§ **GIVEN TEXT**
Wow. You’ve joined me in appreciation for the final frontiers of the English language. It’s chilly here, but I’m warmed by your awareness.
Wait a minute, I only see four plurals. “Amazon’s” is a possessive, not a plural. It would only be a plural if you were referring to two separate Amazons.
How about three separate Amazons! That’s counting Long Island and the other place. Maybe they’ll be considered the new Amazonians!
Oh my, a Polynesian-themed “Lou-au” night featuring Lou Piniella and giveaway flowered shirts. I would attend that game and my size 3XL please.
What? Leave home and attend an event? What kind of a fan are you?
I would be a walking mural for the Mariners.
I think it’s Domingo Santana in LF with Bruce as a 4th OF/DH/1B, but the point is well taken. For what it’s worth, I think we need a Segui on the squad, too. Don’t care which one.
Santana certainly is the future in LF, and may well be the now guy after spring.
You’re unaware that MLB has a two-Segui limit for each franchise.

§ **BRIEF 1**
List every baseball position abbreviation used in the Mariners comment thread, counting each one once.
§ **BRIEF 2**
Carry on the Mariners comment thread past its final comment.

Items from a data source:
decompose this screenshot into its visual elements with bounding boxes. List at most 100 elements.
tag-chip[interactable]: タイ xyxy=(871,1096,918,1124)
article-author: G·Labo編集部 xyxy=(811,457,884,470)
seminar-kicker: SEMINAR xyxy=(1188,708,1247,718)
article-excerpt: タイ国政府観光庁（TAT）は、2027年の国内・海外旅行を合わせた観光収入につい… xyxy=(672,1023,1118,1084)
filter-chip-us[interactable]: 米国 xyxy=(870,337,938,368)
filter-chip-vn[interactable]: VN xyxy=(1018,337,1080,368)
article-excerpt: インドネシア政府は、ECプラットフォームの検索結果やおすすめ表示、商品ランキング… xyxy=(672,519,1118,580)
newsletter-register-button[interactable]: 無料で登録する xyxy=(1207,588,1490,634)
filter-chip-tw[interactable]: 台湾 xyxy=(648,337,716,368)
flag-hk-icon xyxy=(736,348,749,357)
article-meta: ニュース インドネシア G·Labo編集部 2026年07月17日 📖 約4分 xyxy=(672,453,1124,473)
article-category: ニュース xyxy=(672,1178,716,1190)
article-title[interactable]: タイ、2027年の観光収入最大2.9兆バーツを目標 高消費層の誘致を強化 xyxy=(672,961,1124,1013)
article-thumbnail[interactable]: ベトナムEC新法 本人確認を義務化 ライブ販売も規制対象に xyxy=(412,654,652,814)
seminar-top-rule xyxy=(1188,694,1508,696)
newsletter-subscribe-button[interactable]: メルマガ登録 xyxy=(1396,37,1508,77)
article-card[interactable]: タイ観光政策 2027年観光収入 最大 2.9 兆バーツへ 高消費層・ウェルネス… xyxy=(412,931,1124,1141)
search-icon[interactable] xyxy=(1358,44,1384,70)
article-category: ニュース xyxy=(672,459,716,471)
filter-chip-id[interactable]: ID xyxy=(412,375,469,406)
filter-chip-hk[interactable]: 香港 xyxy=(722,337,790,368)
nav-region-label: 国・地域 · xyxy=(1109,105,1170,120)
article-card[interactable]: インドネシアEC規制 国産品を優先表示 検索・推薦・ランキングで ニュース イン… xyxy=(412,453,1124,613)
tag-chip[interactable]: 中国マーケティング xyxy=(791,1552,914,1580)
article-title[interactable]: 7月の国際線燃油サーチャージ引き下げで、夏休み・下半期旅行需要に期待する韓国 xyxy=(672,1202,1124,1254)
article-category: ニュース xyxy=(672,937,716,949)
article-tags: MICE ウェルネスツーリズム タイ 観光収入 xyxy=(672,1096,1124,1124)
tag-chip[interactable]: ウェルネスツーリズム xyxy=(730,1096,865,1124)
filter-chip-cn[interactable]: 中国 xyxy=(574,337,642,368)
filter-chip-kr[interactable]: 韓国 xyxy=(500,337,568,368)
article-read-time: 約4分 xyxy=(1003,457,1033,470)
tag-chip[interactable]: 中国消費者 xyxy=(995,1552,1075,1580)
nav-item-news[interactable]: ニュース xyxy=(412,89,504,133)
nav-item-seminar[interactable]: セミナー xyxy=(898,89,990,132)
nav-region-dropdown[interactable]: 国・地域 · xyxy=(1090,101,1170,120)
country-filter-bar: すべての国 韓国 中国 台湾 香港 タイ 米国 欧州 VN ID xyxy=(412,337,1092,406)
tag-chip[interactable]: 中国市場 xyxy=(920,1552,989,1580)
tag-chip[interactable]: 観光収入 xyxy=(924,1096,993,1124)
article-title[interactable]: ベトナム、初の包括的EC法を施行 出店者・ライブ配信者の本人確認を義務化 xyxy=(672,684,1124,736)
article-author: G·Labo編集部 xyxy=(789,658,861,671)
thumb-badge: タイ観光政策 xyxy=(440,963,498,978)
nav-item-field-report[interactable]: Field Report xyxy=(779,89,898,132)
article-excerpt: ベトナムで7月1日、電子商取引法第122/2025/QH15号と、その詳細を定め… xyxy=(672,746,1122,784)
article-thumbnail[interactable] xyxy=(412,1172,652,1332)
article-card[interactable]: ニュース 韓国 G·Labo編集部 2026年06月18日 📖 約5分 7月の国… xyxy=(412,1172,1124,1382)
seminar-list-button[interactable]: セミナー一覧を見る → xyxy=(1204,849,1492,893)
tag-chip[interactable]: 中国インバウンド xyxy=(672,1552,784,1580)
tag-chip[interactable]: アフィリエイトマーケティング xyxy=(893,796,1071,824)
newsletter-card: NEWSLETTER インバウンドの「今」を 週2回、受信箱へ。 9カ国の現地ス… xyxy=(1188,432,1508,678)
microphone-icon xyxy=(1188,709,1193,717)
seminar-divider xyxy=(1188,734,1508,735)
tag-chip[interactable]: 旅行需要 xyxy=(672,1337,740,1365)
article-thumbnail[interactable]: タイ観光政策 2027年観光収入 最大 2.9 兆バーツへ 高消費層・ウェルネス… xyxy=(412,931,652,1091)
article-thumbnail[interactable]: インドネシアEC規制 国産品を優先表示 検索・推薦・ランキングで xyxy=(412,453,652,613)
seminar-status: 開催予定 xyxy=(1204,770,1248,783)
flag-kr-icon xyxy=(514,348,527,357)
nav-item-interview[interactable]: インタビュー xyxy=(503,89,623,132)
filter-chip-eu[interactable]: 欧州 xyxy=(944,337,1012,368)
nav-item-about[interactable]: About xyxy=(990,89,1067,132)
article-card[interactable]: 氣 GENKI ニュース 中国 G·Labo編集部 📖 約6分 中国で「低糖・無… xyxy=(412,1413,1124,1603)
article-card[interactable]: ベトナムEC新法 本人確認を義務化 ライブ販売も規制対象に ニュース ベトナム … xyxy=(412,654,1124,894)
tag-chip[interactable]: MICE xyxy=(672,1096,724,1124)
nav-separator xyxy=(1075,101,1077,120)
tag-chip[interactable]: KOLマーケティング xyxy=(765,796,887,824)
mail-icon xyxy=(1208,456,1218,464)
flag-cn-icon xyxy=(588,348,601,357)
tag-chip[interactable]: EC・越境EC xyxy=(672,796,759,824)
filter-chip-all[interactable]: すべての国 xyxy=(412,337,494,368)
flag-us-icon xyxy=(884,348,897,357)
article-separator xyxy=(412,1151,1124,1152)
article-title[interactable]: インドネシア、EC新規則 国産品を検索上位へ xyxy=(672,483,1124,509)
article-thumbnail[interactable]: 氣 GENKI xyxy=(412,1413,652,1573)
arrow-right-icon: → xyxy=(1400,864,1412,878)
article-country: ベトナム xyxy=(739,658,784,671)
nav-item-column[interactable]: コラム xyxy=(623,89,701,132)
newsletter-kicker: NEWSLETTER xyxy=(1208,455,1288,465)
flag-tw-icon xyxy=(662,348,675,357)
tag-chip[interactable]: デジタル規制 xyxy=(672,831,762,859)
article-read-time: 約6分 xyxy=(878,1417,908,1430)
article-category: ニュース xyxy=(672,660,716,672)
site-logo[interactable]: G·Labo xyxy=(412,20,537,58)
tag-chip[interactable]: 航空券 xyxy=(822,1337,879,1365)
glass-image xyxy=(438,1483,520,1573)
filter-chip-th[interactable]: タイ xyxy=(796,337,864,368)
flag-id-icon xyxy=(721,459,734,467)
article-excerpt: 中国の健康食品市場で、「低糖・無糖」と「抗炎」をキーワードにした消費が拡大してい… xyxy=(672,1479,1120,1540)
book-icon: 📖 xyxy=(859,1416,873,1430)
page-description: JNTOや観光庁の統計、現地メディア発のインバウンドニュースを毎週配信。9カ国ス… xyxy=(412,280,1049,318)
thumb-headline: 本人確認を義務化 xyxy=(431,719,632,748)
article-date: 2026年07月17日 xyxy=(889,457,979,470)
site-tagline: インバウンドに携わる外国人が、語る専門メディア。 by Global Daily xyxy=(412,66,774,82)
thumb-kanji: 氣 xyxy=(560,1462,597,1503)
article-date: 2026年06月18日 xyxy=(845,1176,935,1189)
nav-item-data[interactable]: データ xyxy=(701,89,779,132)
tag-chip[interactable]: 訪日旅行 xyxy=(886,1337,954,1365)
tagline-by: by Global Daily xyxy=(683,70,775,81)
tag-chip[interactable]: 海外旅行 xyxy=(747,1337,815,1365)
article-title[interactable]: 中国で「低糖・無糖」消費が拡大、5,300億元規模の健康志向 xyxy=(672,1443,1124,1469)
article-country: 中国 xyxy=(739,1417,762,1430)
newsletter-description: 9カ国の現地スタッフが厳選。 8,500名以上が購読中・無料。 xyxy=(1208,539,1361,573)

§ **WRITTEN RESPONSE 1**
LF, OF, DH, 1B

§ **WRITTEN RESPONSE 2**
I’m guardedly excited about Santana, who had a really nice season in 2017, but was the odd man out when the Brewers acquired Yellich and Cain.
So completely not interested in this team.
You and many other should cast your vote with your wallet. But understand it will be hard to satisfy your craving for friend grasshoppers.
The grasshopper is our friend.
“This team” will be different at the start of spring training, at the end of spring training, and at the trading deadline. You will have at least three teams to become interested.
What young player with potential will be purged from the 40 man roster in order to make room for Ichiro?
Circus organization hires clown to work the big top one last time….just pathetic.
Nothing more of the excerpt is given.